Exercise goal
Repeat every line of the material, character for character.

Given data
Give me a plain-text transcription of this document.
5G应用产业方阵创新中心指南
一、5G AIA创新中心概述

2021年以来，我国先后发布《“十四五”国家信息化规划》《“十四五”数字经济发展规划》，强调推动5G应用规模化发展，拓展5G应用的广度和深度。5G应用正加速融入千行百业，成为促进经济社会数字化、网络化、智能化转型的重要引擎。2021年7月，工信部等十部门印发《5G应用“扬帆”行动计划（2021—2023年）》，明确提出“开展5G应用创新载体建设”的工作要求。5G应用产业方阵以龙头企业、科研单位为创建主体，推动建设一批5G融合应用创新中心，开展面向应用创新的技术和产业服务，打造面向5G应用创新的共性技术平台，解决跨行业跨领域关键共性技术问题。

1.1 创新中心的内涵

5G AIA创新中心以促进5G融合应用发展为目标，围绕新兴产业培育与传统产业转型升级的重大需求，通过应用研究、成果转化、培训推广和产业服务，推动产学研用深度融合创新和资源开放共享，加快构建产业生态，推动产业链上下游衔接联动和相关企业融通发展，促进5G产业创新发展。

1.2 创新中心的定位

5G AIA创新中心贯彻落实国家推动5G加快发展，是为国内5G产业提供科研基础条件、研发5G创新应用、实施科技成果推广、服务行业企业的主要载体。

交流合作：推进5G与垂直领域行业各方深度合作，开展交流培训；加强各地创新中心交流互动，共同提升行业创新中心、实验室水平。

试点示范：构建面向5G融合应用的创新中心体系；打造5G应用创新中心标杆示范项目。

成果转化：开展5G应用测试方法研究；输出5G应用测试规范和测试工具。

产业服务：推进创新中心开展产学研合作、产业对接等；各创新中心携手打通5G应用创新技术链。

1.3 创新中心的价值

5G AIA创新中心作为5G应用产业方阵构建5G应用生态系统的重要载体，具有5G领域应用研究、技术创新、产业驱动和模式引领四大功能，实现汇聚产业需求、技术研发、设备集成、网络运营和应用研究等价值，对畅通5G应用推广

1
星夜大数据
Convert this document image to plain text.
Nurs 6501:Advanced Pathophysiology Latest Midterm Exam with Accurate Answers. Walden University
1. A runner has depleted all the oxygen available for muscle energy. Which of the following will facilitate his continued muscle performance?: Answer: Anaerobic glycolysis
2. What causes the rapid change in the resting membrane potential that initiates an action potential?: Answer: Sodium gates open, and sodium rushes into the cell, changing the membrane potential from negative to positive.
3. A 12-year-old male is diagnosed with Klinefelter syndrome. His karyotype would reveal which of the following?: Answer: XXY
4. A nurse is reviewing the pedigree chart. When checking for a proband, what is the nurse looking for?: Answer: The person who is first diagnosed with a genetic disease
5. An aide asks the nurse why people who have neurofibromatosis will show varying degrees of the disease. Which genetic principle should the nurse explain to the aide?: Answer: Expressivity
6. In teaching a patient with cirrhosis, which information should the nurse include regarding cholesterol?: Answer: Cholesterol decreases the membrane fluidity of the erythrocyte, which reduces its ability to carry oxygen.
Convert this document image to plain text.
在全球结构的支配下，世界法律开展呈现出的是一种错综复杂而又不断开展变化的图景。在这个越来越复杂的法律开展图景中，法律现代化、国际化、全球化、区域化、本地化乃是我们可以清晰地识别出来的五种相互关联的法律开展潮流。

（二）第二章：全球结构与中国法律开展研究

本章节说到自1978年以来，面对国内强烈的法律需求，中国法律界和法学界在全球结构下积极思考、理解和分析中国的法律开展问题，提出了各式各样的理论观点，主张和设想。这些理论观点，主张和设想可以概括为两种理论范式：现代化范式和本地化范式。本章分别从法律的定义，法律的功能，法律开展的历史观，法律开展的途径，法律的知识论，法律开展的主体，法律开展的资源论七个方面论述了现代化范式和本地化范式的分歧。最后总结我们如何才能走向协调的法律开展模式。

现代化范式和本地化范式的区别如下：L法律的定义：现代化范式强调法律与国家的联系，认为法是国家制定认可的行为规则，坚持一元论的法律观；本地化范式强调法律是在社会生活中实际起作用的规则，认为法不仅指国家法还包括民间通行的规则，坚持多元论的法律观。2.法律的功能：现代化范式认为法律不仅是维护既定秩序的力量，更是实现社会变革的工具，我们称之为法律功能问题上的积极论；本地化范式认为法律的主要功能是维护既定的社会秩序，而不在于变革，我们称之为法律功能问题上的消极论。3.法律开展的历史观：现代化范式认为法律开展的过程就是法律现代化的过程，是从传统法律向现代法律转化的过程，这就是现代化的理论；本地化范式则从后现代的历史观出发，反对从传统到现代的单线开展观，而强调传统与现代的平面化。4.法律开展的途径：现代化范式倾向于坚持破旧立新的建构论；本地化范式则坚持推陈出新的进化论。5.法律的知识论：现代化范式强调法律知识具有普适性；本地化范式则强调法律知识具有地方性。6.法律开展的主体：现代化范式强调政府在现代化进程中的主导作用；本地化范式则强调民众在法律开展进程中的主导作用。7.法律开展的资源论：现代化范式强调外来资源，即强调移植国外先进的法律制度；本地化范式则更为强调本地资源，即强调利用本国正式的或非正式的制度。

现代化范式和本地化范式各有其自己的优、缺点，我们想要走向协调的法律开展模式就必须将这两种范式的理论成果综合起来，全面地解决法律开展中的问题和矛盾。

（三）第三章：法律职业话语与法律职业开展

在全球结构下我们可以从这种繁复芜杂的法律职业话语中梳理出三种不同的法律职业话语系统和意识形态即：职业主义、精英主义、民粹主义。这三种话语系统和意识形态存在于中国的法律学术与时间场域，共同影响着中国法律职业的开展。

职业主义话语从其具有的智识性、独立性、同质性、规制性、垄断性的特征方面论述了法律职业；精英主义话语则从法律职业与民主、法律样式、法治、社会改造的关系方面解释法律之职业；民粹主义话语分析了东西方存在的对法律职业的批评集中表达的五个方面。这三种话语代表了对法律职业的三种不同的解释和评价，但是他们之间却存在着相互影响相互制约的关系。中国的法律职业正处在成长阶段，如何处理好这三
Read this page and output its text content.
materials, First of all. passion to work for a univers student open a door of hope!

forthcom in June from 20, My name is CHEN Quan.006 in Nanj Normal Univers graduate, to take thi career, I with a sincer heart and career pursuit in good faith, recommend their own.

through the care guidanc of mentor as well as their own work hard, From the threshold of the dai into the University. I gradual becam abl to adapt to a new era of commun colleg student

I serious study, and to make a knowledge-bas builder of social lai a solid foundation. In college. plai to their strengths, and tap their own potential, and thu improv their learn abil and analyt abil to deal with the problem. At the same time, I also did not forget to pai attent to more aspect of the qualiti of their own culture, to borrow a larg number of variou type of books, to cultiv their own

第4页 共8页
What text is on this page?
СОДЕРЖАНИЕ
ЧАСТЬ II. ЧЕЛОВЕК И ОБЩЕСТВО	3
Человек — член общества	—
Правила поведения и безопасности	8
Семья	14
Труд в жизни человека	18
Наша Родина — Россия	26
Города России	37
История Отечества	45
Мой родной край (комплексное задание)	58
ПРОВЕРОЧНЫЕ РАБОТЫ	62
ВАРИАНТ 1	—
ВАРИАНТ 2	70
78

Finished task
Give me a plain-text transcription of this document.
5G应用产业方阵创新中心指南
一、5G AIA创新中心概述

2021年以来，我国先后发布《“十四五”国家信息化规划》《“十四五”数字经济发展规划》，强调推动5G应用规模化发展，拓展5G应用的广度和深度。5G应用正加速融入千行百业，成为促进经济社会数字化、网络化、智能化转型的重要引擎。2021年7月，工信部等十部门印发《5G应用“扬帆”行动计划（2021—2023年）》，明确提出“开展5G应用创新载体建设”的工作要求。5G应用产业方阵以龙头企业、科研单位为创建主体，推动建设一批5G融合应用创新中心，开展面向应用创新的技术和产业服务，打造面向5G应用创新的共性技术平台，解决跨行业跨领域关键共性技术问题。

1.1 创新中心的内涵

5G AIA创新中心以促进5G融合应用发展为目标，围绕新兴产业培育与传统产业转型升级的重大需求，通过应用研究、成果转化、培训推广和产业服务，推动产学研用深度融合创新和资源开放共享，加快构建产业生态，推动产业链上下游衔接联动和相关企业融通发展，促进5G产业创新发展。

1.2 创新中心的定位

5G AIA创新中心贯彻落实国家推动5G加快发展，是为国内5G产业提供科研基础条件、研发5G创新应用、实施科技成果推广、服务行业企业的主要载体。

交流合作：推进5G与垂直领域行业各方深度合作，开展交流培训；加强各地创新中心交流互动，共同提升行业创新中心、实验室水平。

试点示范：构建面向5G融合应用的创新中心体系；打造5G应用创新中心标杆示范项目。

成果转化：开展5G应用测试方法研究；输出5G应用测试规范和测试工具。

产业服务：推进创新中心开展产学研合作、产业对接等；各创新中心携手打通5G应用创新技术链。

1.3 创新中心的价值

5G AIA创新中心作为5G应用产业方阵构建5G应用生态系统的重要载体，具有5G领域应用研究、技术创新、产业驱动和模式引领四大功能，实现汇聚产业需求、技术研发、设备集成、网络运营和应用研究等价值，对畅通5G应用推广

1
星夜大数据
Convert this document image to plain text.
Nurs 6501:Advanced Pathophysiology Latest Midterm Exam with Accurate Answers. Walden University
1. A runner has depleted all the oxygen available for muscle energy. Which of the following will facilitate his continued muscle performance?: Answer: Anaerobic glycolysis
2. What causes the rapid change in the resting membrane potential that initiates an action potential?: Answer: Sodium gates open, and sodium rushes into the cell, changing the membrane potential from negative to positive.
3. A 12-year-old male is diagnosed with Klinefelter syndrome. His karyotype would reveal which of the following?: Answer: XXY
4. A nurse is reviewing the pedigree chart. When checking for a proband, what is the nurse looking for?: Answer: The person who is first diagnosed with a genetic disease
5. An aide asks the nurse why people who have neurofibromatosis will show varying degrees of the disease. Which genetic principle should the nurse explain to the aide?: Answer: Expressivity
6. In teaching a patient with cirrhosis, which information should the nurse include regarding cholesterol?: Answer: Cholesterol decreases the membrane fluidity of the erythrocyte, which reduces its ability to carry oxygen.
Convert this document image to plain text.
在全球结构的支配下，世界法律开展呈现出的是一种错综复杂而又不断开展变化的图景。在这个越来越复杂的法律开展图景中，法律现代化、国际化、全球化、区域化、本地化乃是我们可以清晰地识别出来的五种相互关联的法律开展潮流。

（二）第二章：全球结构与中国法律开展研究

本章节说到自1978年以来，面对国内强烈的法律需求，中国法律界和法学界在全球结构下积极思考、理解和分析中国的法律开展问题，提出了各式各样的理论观点，主张和设想。这些理论观点，主张和设想可以概括为两种理论范式：现代化范式和本地化范式。本章分别从法律的定义，法律的功能，法律开展的历史观，法律开展的途径，法律的知识论，法律开展的主体，法律开展的资源论七个方面论述了现代化范式和本地化范式的分歧。最后总结我们如何才能走向协调的法律开展模式。

现代化范式和本地化范式的区别如下：L法律的定义：现代化范式强调法律与国家的联系，认为法是国家制定认可的行为规则，坚持一元论的法律观；本地化范式强调法律是在社会生活中实际起作用的规则，认为法不仅指国家法还包括民间通行的规则，坚持多元论的法律观。2.法律的功能：现代化范式认为法律不仅是维护既定秩序的力量，更是实现社会变革的工具，我们称之为法律功能问题上的积极论；本地化范式认为法律的主要功能是维护既定的社会秩序，而不在于变革，我们称之为法律功能问题上的消极论。3.法律开展的历史观：现代化范式认为法律开展的过程就是法律现代化的过程，是从传统法律向现代法律转化的过程，这就是现代化的理论；本地化范式则从后现代的历史观出发，反对从传统到现代的单线开展观，而强调传统与现代的平面化。4.法律开展的途径：现代化范式倾向于坚持破旧立新的建构论；本地化范式则坚持推陈出新的进化论。5.法律的知识论：现代化范式强调法律知识具有普适性；本地化范式则强调法律知识具有地方性。6.法律开展的主体：现代化范式强调政府在现代化进程中的主导作用；本地化范式则强调民众在法律开展进程中的主导作用。7.法律开展的资源论：现代化范式强调外来资源，即强调移植国外先进的法律制度；本地化范式则更为强调本地资源，即强调利用本国正式的或非正式的制度。

现代化范式和本地化范式各有其自己的优、缺点，我们想要走向协调的法律开展模式就必须将这两种范式的理论成果综合起来，全面地解决法律开展中的问题和矛盾。

（三）第三章：法律职业话语与法律职业开展

在全球结构下我们可以从这种繁复芜杂的法律职业话语中梳理出三种不同的法律职业话语系统和意识形态即：职业主义、精英主义、民粹主义。这三种话语系统和意识形态存在于中国的法律学术与时间场域，共同影响着中国法律职业的开展。

职业主义话语从其具有的智识性、独立性、同质性、规制性、垄断性的特征方面论述了法律职业；精英主义话语则从法律职业与民主、法律样式、法治、社会改造的关系方面解释法律之职业；民粹主义话语分析了东西方存在的对法律职业的批评集中表达的五个方面。这三种话语代表了对法律职业的三种不同的解释和评价，但是他们之间却存在着相互影响相互制约的关系。中国的法律职业正处在成长阶段，如何处理好这三
Read this page and output its text content.
materials, First of all. passion to work for a univers student open a door of hope!

forthcom in June from 20, My name is CHEN Quan.006 in Nanj Normal Univers graduate, to take thi career, I with a sincer heart and career pursuit in good faith, recommend their own.

through the care guidanc of mentor as well as their own work hard, From the threshold of the dai into the University. I gradual becam abl to adapt to a new era of commun colleg student

I serious study, and to make a knowledge-bas builder of social lai a solid foundation. In college. plai to their strengths, and tap their own potential, and thu improv their learn abil and analyt abil to deal with the problem. At the same time, I also did not forget to pai attent to more aspect of the qualiti of their own culture, to borrow a larg number of variou type of books, to cultiv their own

第4页 共8页
What text is on this page?
СОДЕРЖАНИЕ
ЧАСТЬ II. ЧЕЛОВЕК И ОБЩЕСТВО	3
Человек — член общества	—
Правила поведения и безопасности	8
Семья	14
Труд в жизни человека	18
Наша Родина — Россия	26
Города России	37
История Отечества	45
Мой родной край (комплексное задание)	58
ПРОВЕРОЧНЫЕ РАБОТЫ	62
ВАРИАНТ 1	—
ВАРИАНТ 2	70
78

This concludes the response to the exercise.